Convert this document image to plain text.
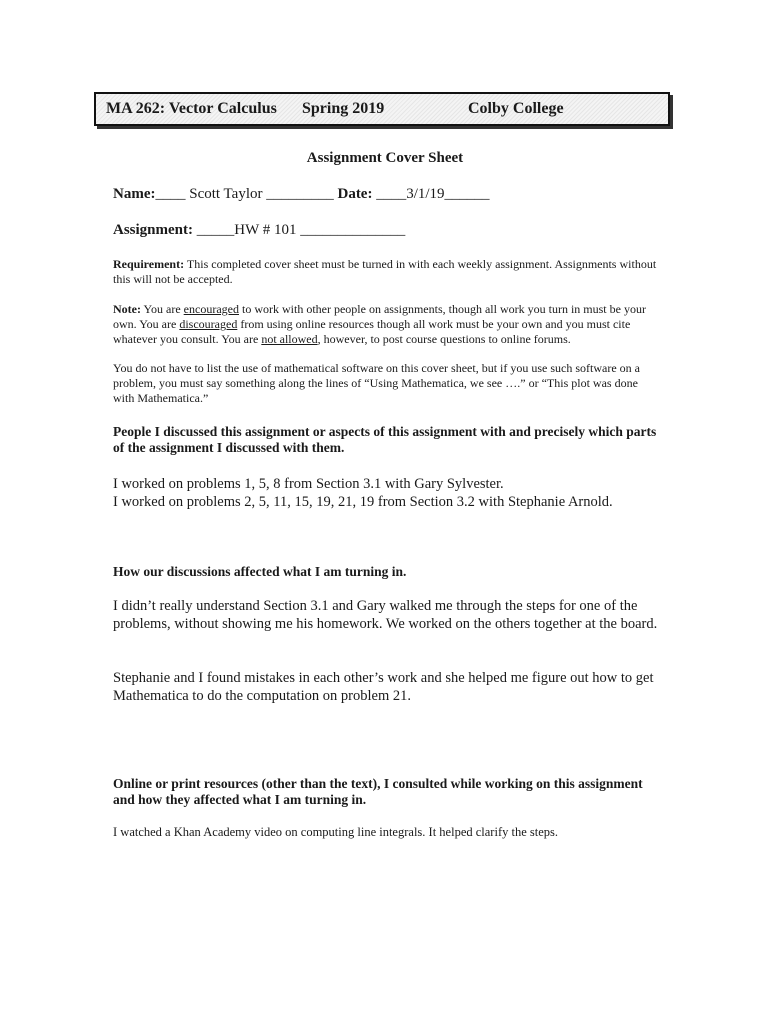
MA 262: Vector Calculus Spring 2019	Colby College
Assignment Cover Sheet
Name:____ Scott Taylor _________ Date: ____3/1/19______
Assignment: _____HW # 101 ______________
Requirement: This completed cover sheet must be turned in with each weekly assignment. Assignments without this will not be accepted.
Note: You are encouraged to work with other people on assignments, though all work you turn in must be your own. You are discouraged from using online resources though all work must be your own and you must cite whatever you consult. You are not allowed, however, to post course questions to online forums.
You do not have to list the use of mathematical software on this cover sheet, but if you use such software on a problem, you must say something along the lines of “Using Mathematica, we see ….” or “This plot was done with Mathematica.”
People I discussed this assignment or aspects of this assignment with and precisely which parts of the assignment I discussed with them.

I worked on problems 1, 5, 8 from Section 3.1 with Gary Sylvester.

I worked on problems 2, 5, 11, 15, 19, 21, 19 from Section 3.2 with Stephanie Arnold.

How our discussions affected what I am turning in.
I didn’t really understand Section 3.1 and Gary walked me through the steps for one of the problems, without showing me his homework. We worked on the others together at the board.
Stephanie and I found mistakes in each other’s work and she helped me figure out how to get Mathematica to do the computation on problem 21.
Online or print resources (other than the text), I consulted while working on this assignment and how they affected what I am turning in.
I watched a Khan Academy video on computing line integrals. It helped clarify the steps.
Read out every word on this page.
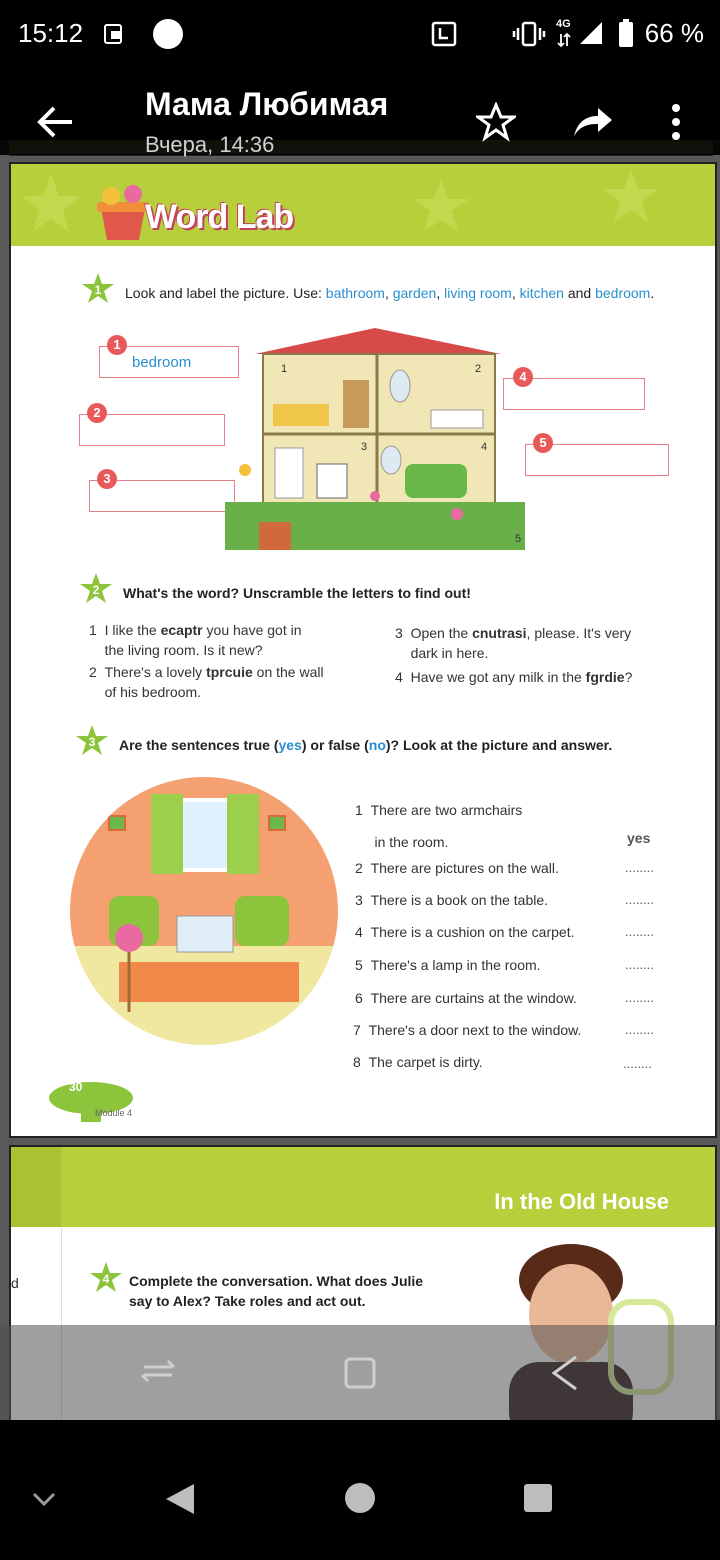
15:12	4G	66 %
Word Lab
1 Look and label the picture. Use: bathroom, garden, living room, kitchen and bedroom.
bedroom
1
2
3
4
5
1	2
3	4
5
2 What's the word? Unscramble the letters to find out!
1 I like the ecaptr you have got in
the living room. Is it new?
2 There's a lovely tprcuie on the wall
of his bedroom.
3 Open the cnutrasi, please. It's very
dark in here.
4 Have we got any milk in the fgrdie?
3 Are the sentences true (yes) or false (no)? Look at the picture and answer.
1 There are two armchairs
in the room.	yes
2 There are pictures on the wall.	........
3 There is a book on the table.	........
4 There is a cushion on the carpet.	........
5 There's a lamp in the room.	........
6 There are curtains at the window.	........
7 There's a door next to the window.	........
8 The carpet is dirty.	........
30
Module 4
In the Old House
d	4 Complete the conversation. What does Julie
say to Alex? Take roles and act out.
Мама Любимая
Вчера, 14:36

· · · · ·

Show every line where the string "bedroom" appears.

◆ Problem solution
1 Look and label the picture. Use: bathroom, garden, living room, kitchen and bedroom.
bedroom
of his bedroom.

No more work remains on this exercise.